Short problem: Extract each line from the entries below that has the string "placeholder" in it.

Material:
== == ==

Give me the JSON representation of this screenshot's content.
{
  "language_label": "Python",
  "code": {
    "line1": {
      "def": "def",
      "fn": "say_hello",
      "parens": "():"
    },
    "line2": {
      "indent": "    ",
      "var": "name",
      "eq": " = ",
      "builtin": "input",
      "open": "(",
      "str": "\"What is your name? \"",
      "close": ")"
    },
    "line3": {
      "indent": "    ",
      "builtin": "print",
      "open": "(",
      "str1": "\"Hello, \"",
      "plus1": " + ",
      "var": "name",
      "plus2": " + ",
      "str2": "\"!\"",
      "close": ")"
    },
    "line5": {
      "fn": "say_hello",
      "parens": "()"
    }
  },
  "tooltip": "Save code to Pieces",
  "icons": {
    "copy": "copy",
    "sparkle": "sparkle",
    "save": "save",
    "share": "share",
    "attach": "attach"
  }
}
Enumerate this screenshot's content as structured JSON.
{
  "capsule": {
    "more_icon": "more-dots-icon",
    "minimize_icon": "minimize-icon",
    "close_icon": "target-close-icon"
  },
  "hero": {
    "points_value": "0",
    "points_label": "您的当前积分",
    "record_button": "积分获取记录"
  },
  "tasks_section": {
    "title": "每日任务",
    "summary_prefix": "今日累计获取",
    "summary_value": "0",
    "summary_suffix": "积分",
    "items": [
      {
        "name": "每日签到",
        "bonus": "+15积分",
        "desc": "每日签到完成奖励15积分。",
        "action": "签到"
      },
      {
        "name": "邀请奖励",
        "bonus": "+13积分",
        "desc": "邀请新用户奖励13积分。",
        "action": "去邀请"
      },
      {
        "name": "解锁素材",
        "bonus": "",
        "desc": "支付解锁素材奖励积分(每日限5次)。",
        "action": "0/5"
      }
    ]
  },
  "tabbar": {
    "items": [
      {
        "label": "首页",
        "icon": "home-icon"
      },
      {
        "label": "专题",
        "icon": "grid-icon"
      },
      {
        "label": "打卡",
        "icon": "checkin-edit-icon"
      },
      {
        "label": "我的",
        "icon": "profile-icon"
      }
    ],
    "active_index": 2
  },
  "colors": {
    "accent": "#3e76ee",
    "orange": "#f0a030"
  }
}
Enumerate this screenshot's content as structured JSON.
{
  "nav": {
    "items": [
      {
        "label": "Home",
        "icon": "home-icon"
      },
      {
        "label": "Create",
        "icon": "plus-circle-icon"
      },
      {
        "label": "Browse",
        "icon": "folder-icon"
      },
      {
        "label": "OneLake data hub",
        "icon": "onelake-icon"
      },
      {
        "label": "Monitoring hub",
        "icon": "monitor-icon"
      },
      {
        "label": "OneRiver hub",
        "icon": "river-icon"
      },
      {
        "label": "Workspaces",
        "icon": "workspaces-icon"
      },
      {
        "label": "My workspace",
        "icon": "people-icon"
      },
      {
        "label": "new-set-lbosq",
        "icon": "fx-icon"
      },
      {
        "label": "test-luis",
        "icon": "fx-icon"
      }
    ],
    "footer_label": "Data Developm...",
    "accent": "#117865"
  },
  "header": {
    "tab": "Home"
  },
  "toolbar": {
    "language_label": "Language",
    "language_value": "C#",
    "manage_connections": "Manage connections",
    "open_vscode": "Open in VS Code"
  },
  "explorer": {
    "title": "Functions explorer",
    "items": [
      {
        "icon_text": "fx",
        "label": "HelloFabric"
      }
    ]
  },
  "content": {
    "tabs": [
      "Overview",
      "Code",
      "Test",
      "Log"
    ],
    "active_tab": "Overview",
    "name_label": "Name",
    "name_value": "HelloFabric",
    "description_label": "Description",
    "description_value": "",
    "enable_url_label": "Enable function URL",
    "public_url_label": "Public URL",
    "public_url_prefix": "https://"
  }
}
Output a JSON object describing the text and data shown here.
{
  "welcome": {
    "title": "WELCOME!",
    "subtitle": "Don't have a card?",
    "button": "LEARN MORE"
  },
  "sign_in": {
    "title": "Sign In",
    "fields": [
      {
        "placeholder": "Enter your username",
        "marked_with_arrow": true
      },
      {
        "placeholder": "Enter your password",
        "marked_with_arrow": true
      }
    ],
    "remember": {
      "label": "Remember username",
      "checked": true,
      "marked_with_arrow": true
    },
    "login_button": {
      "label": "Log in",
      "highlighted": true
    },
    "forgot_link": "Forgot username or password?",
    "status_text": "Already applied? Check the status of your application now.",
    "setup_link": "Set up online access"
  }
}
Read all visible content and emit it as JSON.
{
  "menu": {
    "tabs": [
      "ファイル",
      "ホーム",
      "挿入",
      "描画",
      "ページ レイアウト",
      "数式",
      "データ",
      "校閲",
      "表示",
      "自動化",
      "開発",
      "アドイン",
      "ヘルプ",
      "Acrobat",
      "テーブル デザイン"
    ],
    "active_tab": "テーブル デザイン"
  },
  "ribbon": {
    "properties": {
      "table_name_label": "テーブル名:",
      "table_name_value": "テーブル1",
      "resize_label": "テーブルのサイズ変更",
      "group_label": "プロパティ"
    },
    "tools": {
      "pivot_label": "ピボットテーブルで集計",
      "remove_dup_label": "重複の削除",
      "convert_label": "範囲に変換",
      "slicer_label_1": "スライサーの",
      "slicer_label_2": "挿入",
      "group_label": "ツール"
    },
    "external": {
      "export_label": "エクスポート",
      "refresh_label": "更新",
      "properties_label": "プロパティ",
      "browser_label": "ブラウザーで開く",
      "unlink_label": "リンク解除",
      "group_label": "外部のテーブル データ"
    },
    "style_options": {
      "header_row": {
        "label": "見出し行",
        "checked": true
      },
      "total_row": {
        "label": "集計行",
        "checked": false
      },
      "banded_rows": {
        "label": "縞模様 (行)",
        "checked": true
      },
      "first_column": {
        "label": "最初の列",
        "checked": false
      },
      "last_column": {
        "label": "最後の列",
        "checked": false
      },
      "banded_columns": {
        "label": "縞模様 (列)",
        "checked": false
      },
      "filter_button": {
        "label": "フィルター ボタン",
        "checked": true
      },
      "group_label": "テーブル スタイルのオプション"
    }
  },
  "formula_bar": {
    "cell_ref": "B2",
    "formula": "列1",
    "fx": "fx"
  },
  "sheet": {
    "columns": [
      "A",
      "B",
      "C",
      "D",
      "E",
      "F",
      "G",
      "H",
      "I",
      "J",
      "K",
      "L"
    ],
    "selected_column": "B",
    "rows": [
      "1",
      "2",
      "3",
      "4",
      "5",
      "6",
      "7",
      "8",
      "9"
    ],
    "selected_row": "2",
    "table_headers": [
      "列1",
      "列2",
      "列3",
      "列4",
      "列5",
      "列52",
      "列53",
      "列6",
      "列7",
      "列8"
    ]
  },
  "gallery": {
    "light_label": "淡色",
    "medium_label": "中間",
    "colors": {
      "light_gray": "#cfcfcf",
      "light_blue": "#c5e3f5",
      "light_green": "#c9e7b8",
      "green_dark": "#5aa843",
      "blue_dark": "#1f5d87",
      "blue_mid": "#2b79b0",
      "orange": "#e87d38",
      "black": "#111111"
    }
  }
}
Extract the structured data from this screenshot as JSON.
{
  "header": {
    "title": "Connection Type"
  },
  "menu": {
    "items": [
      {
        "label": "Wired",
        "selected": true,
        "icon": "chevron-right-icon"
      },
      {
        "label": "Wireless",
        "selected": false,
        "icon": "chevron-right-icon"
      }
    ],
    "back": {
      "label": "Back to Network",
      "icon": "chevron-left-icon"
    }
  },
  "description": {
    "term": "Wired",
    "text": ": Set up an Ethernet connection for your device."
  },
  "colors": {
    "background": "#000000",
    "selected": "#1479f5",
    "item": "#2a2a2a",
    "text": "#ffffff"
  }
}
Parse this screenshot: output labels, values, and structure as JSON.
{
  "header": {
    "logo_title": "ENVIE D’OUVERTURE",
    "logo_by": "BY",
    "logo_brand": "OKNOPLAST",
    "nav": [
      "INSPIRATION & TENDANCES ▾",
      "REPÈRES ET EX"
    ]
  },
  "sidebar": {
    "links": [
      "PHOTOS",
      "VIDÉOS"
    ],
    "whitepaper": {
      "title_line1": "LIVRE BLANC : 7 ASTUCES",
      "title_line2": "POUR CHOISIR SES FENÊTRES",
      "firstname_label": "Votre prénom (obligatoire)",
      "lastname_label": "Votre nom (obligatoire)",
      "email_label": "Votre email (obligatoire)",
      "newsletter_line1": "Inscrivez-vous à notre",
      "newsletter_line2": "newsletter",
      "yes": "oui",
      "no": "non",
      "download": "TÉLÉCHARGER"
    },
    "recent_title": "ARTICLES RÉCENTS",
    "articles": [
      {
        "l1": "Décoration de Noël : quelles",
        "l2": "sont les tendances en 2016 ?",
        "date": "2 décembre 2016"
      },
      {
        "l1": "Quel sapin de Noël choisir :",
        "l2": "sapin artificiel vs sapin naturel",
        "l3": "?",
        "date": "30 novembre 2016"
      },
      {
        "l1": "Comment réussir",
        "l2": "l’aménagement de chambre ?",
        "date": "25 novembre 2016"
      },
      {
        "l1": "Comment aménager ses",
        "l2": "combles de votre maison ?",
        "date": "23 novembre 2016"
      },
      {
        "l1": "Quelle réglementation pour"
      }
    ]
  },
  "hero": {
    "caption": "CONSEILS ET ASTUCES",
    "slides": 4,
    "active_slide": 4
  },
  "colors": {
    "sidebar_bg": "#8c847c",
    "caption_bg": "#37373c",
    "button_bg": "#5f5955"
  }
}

== == ==

Output of the exercise:
        "placeholder": "Enter your username",
        "placeholder": "Enter your password",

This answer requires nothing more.